* _Available records_

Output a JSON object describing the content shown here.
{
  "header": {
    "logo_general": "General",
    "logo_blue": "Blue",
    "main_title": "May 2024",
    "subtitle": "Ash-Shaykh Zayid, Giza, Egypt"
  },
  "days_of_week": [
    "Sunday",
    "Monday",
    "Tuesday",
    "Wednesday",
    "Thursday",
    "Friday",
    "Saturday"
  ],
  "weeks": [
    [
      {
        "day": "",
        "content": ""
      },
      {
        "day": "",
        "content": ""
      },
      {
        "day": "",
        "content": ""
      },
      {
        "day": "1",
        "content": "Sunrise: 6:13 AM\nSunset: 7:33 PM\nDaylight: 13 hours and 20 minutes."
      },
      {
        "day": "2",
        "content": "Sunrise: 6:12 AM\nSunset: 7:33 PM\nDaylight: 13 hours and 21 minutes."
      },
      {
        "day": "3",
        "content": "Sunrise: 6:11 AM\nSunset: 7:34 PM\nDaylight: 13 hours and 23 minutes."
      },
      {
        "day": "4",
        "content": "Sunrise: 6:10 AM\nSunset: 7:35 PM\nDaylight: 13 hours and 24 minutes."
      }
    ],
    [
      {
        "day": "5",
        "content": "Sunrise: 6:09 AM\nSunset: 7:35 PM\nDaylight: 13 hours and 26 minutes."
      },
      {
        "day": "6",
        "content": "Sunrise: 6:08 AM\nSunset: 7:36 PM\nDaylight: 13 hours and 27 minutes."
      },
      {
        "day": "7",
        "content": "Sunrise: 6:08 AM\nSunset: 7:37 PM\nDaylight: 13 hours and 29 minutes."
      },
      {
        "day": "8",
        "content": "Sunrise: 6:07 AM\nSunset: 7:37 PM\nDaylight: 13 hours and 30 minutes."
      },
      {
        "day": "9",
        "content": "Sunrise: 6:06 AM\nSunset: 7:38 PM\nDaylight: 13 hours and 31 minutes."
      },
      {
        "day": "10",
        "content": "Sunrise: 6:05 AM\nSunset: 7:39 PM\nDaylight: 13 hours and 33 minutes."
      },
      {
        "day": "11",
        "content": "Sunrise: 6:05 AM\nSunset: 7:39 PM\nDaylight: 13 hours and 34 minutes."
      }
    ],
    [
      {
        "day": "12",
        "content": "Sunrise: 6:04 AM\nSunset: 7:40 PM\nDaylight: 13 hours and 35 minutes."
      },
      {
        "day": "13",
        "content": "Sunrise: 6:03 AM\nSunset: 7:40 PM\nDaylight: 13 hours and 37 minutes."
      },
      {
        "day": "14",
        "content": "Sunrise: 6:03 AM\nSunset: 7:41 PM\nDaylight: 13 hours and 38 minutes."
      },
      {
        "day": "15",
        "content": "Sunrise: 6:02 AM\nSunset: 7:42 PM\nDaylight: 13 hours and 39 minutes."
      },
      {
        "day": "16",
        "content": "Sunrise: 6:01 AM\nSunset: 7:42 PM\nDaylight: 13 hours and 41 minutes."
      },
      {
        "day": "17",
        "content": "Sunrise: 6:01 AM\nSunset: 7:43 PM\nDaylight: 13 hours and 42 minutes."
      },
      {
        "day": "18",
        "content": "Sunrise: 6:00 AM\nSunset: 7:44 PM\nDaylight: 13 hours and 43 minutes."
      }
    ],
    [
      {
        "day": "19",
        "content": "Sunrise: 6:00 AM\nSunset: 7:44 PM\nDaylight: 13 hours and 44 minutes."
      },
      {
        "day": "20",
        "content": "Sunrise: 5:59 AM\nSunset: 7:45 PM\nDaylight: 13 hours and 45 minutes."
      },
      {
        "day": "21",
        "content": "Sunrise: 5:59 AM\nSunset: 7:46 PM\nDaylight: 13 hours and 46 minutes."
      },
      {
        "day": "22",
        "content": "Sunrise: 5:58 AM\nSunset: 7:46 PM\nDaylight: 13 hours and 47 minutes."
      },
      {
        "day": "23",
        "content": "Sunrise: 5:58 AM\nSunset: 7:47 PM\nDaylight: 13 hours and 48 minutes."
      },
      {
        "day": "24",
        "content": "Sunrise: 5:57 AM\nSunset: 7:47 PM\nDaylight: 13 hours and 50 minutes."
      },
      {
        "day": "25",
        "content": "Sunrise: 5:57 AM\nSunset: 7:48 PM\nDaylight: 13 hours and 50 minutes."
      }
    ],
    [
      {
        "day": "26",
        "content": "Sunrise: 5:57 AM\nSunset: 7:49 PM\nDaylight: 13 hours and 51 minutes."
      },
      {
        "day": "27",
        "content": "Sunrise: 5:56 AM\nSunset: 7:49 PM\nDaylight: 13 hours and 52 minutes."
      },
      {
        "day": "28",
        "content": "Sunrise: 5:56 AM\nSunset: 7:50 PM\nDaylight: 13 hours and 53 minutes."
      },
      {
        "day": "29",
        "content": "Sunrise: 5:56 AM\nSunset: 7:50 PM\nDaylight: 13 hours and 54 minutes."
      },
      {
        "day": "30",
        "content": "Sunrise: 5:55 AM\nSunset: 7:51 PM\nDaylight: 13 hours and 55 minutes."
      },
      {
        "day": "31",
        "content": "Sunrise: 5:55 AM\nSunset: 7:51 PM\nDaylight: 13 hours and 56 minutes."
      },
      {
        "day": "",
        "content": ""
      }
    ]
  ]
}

* _What is being asked_
Each record should come back exactly as written.

* _Response_
Output a JSON object describing the content shown here.
{
  "header": {
    "logo_general": "General",
    "logo_blue": "Blue",
    "main_title": "May 2024",
    "subtitle": "Ash-Shaykh Zayid, Giza, Egypt"
  },
  "days_of_week": [
    "Sunday",
    "Monday",
    "Tuesday",
    "Wednesday",
    "Thursday",
    "Friday",
    "Saturday"
  ],
  "weeks": [
    [
      {
        "day": "",
        "content": ""
      },
      {
        "day": "",
        "content": ""
      },
      {
        "day": "",
        "content": ""
      },
      {
        "day": "1",
        "content": "Sunrise: 6:13 AM\nSunset: 7:33 PM\nDaylight: 13 hours and 20 minutes."
      },
      {
        "day": "2",
        "content": "Sunrise: 6:12 AM\nSunset: 7:33 PM\nDaylight: 13 hours and 21 minutes."
      },
      {
        "day": "3",
        "content": "Sunrise: 6:11 AM\nSunset: 7:34 PM\nDaylight: 13 hours and 23 minutes."
      },
      {
        "day": "4",
        "content": "Sunrise: 6:10 AM\nSunset: 7:35 PM\nDaylight: 13 hours and 24 minutes."
      }
    ],
    [
      {
        "day": "5",
        "content": "Sunrise: 6:09 AM\nSunset: 7:35 PM\nDaylight: 13 hours and 26 minutes."
      },
      {
        "day": "6",
        "content": "Sunrise: 6:08 AM\nSunset: 7:36 PM\nDaylight: 13 hours and 27 minutes."
      },
      {
        "day": "7",
        "content": "Sunrise: 6:08 AM\nSunset: 7:37 PM\nDaylight: 13 hours and 29 minutes."
      },
      {
        "day": "8",
        "content": "Sunrise: 6:07 AM\nSunset: 7:37 PM\nDaylight: 13 hours and 30 minutes."
      },
      {
        "day": "9",
        "content": "Sunrise: 6:06 AM\nSunset: 7:38 PM\nDaylight: 13 hours and 31 minutes."
      },
      {
        "day": "10",
        "content": "Sunrise: 6:05 AM\nSunset: 7:39 PM\nDaylight: 13 hours and 33 minutes."
      },
      {
        "day": "11",
        "content": "Sunrise: 6:05 AM\nSunset: 7:39 PM\nDaylight: 13 hours and 34 minutes."
      }
    ],
    [
      {
        "day": "12",
        "content": "Sunrise: 6:04 AM\nSunset: 7:40 PM\nDaylight: 13 hours and 35 minutes."
      },
      {
        "day": "13",
        "content": "Sunrise: 6:03 AM\nSunset: 7:40 PM\nDaylight: 13 hours and 37 minutes."
      },
      {
        "day": "14",
        "content": "Sunrise: 6:03 AM\nSunset: 7:41 PM\nDaylight: 13 hours and 38 minutes."
      },
      {
        "day": "15",
        "content": "Sunrise: 6:02 AM\nSunset: 7:42 PM\nDaylight: 13 hours and 39 minutes."
      },
      {
        "day": "16",
        "content": "Sunrise: 6:01 AM\nSunset: 7:42 PM\nDaylight: 13 hours and 41 minutes."
      },
      {
        "day": "17",
        "content": "Sunrise: 6:01 AM\nSunset: 7:43 PM\nDaylight: 13 hours and 42 minutes."
      },
      {
        "day": "18",
        "content": "Sunrise: 6:00 AM\nSunset: 7:44 PM\nDaylight: 13 hours and 43 minutes."
      }
    ],
    [
      {
        "day": "19",
        "content": "Sunrise: 6:00 AM\nSunset: 7:44 PM\nDaylight: 13 hours and 44 minutes."
      },
      {
        "day": "20",
        "content": "Sunrise: 5:59 AM\nSunset: 7:45 PM\nDaylight: 13 hours and 45 minutes."
      },
      {
        "day": "21",
        "content": "Sunrise: 5:59 AM\nSunset: 7:46 PM\nDaylight: 13 hours and 46 minutes."
      },
      {
        "day": "22",
        "content": "Sunrise: 5:58 AM\nSunset: 7:46 PM\nDaylight: 13 hours and 47 minutes."
      },
      {
        "day": "23",
        "content": "Sunrise: 5:58 AM\nSunset: 7:47 PM\nDaylight: 13 hours and 48 minutes."
      },
      {
        "day": "24",
        "content": "Sunrise: 5:57 AM\nSunset: 7:47 PM\nDaylight: 13 hours and 50 minutes."
      },
      {
        "day": "25",
        "content": "Sunrise: 5:57 AM\nSunset: 7:48 PM\nDaylight: 13 hours and 50 minutes."
      }
    ],
    [
      {
        "day": "26",
        "content": "Sunrise: 5:57 AM\nSunset: 7:49 PM\nDaylight: 13 hours and 51 minutes."
      },
      {
        "day": "27",
        "content": "Sunrise: 5:56 AM\nSunset: 7:49 PM\nDaylight: 13 hours and 52 minutes."
      },
      {
        "day": "28",
        "content": "Sunrise: 5:56 AM\nSunset: 7:50 PM\nDaylight: 13 hours and 53 minutes."
      },
      {
        "day": "29",
        "content": "Sunrise: 5:56 AM\nSunset: 7:50 PM\nDaylight: 13 hours and 54 minutes."
      },
      {
        "day": "30",
        "content": "Sunrise: 5:55 AM\nSunset: 7:51 PM\nDaylight: 13 hours and 55 minutes."
      },
      {
        "day": "31",
        "content": "Sunrise: 5:55 AM\nSunset: 7:51 PM\nDaylight: 13 hours and 56 minutes."
      },
      {
        "day": "",
        "content": ""
      }
    ]
  ]
}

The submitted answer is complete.